#### Task details:
Report only the number of lines that hold the word "balanstotaal".

[Stored data entries]
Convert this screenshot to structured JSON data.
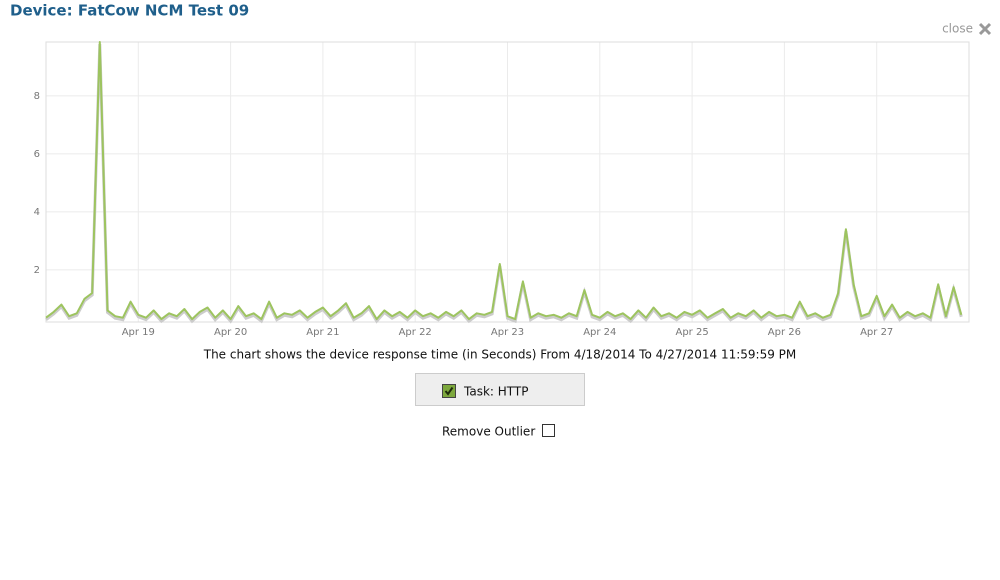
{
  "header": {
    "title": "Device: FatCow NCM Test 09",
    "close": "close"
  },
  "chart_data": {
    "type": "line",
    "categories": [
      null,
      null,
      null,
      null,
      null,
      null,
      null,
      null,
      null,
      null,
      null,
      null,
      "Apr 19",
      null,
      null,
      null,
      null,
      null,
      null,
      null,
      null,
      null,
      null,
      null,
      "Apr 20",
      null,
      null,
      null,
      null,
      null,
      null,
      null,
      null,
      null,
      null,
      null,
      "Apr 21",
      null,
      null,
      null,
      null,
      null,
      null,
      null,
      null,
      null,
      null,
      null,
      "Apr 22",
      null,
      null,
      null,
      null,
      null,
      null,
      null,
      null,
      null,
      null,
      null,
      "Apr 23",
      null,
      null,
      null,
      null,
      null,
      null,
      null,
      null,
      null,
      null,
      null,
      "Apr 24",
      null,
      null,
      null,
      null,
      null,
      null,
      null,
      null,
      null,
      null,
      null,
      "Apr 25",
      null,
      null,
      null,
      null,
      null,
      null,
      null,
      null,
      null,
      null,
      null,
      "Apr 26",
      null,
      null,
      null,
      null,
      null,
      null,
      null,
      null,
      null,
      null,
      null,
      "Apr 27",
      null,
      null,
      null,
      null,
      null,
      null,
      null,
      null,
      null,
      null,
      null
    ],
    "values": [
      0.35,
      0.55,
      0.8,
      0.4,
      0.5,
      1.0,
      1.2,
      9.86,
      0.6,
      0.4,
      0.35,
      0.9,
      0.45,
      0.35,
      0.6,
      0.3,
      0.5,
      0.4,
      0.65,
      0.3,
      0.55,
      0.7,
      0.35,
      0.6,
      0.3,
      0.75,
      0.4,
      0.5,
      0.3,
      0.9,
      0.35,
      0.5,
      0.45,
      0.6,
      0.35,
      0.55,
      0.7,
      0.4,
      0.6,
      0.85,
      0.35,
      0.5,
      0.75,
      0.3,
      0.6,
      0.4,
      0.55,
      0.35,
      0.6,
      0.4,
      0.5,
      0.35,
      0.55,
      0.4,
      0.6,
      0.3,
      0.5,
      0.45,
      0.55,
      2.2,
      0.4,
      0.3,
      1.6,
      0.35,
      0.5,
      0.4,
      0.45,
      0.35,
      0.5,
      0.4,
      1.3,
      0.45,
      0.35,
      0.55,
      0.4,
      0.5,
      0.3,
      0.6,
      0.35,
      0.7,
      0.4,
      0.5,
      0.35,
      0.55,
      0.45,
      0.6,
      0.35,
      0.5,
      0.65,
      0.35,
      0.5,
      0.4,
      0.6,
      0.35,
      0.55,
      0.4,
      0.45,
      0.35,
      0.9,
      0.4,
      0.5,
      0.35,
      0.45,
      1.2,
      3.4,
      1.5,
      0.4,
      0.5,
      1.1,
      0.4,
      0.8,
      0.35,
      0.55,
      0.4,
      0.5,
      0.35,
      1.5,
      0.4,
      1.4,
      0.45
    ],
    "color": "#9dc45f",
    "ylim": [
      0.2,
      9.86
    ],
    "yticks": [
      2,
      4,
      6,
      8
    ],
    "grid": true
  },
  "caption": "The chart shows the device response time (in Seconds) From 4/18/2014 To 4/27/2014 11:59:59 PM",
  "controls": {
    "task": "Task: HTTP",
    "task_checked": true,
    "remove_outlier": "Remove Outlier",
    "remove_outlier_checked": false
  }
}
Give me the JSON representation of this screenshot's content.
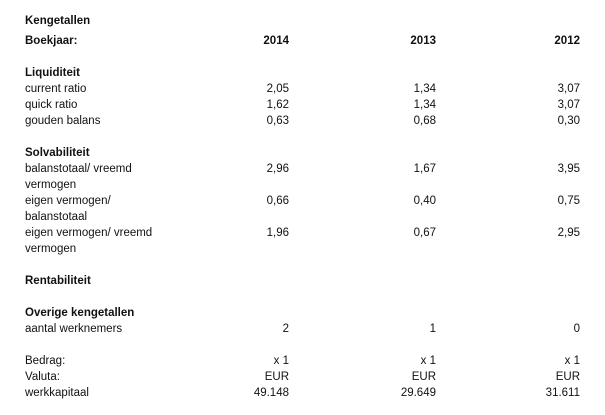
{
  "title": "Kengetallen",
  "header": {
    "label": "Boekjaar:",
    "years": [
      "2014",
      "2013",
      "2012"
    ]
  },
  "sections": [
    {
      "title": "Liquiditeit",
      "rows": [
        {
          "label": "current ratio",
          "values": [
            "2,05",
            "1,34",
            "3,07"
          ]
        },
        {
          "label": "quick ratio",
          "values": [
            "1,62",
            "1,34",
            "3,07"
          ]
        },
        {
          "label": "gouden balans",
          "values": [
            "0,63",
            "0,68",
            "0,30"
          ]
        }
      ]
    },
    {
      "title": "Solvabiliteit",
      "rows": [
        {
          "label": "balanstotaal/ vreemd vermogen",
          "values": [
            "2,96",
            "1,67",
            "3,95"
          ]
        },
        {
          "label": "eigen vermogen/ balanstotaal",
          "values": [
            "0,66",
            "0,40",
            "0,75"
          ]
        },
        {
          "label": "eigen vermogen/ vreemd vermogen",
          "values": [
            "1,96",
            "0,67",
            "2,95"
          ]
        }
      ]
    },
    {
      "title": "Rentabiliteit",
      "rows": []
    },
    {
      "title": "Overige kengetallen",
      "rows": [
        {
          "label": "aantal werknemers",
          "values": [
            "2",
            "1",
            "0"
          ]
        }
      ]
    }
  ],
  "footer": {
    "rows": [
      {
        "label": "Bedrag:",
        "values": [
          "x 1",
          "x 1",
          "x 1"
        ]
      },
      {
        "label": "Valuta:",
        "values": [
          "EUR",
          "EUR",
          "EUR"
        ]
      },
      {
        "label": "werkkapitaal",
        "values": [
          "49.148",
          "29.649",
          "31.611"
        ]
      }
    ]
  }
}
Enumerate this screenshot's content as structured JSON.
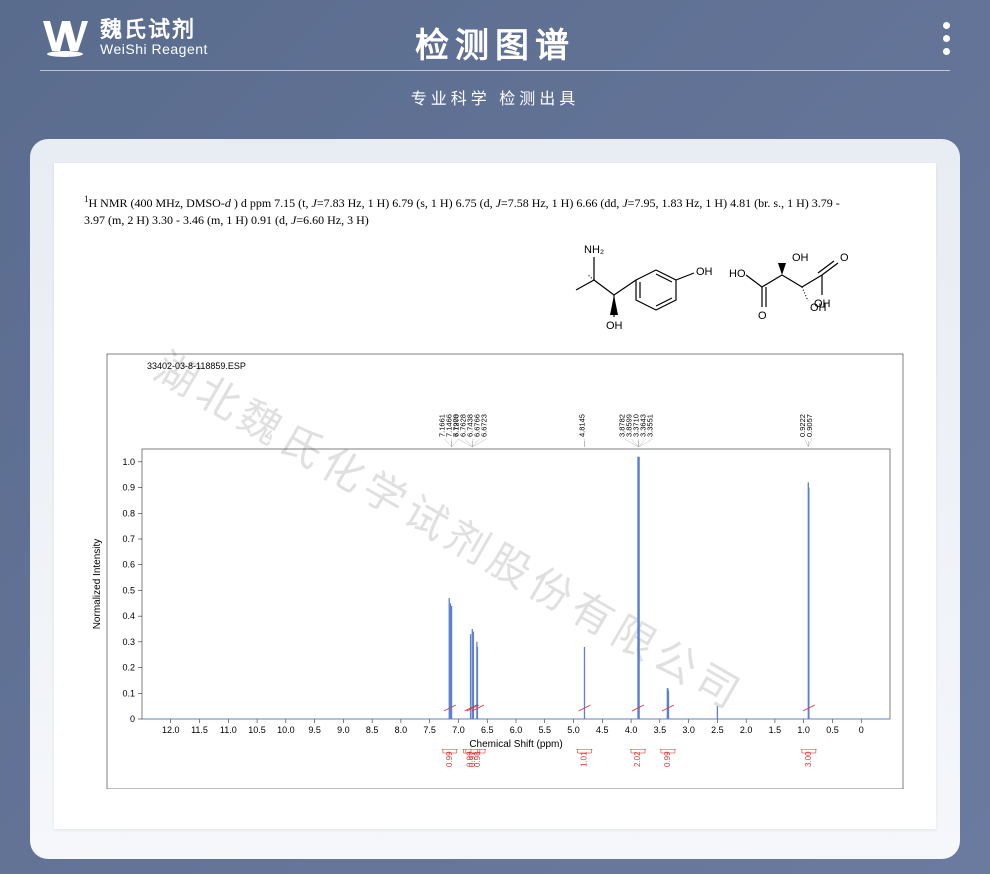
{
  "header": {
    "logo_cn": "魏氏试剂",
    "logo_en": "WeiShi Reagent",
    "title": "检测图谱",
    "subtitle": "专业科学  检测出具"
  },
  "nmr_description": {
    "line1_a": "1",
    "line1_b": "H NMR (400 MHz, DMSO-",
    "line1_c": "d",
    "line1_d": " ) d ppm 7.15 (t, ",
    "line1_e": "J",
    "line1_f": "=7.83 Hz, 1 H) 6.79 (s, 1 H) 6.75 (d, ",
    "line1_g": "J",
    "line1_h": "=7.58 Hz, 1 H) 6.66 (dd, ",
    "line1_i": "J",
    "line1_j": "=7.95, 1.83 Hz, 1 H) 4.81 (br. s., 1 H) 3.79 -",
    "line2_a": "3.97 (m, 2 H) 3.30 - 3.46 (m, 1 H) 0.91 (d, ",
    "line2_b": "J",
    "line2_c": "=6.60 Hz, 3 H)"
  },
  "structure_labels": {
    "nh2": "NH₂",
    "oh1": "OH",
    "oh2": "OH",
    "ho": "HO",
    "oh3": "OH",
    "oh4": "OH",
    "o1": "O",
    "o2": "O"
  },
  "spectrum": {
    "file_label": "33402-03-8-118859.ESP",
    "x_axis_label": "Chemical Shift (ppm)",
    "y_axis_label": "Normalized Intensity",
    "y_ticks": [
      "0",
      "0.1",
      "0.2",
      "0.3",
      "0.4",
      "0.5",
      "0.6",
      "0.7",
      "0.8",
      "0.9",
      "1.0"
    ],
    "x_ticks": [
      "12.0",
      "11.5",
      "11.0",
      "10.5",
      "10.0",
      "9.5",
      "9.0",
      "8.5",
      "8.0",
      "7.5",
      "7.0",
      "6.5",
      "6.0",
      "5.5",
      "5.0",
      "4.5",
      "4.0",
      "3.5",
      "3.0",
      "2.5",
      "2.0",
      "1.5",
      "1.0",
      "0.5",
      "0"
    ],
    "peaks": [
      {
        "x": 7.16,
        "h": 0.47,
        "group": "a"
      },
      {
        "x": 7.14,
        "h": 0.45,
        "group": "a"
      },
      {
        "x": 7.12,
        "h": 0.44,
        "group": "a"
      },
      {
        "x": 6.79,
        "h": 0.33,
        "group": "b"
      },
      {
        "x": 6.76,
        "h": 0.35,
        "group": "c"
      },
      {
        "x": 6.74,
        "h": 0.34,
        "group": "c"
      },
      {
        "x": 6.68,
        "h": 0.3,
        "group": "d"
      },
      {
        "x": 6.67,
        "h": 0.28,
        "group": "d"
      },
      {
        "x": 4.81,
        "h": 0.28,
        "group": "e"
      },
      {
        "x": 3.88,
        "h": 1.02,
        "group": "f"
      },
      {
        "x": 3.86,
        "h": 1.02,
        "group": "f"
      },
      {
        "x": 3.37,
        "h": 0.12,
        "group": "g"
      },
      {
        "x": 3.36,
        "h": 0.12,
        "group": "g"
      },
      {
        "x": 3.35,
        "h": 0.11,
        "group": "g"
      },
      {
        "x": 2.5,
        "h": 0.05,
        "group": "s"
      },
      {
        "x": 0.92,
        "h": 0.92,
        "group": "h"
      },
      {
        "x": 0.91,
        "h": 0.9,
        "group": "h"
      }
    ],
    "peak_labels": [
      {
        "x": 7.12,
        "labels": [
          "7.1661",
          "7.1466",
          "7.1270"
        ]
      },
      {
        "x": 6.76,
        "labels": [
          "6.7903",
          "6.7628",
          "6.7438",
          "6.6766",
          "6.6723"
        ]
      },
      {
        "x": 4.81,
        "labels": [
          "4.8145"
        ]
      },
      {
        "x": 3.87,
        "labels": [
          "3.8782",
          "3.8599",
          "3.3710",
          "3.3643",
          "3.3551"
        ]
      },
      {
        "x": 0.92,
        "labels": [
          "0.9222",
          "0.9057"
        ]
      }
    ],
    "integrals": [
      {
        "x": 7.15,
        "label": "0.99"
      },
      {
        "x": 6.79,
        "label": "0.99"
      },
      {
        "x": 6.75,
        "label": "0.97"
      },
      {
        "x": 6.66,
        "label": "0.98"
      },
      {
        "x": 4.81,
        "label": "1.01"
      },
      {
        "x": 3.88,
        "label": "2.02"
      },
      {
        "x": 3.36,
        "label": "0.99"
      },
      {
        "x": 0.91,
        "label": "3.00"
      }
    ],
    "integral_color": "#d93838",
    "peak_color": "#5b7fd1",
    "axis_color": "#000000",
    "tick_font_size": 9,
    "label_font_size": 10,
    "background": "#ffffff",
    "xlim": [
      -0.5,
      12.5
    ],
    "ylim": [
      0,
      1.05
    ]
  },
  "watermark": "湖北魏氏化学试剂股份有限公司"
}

#### Full response:
2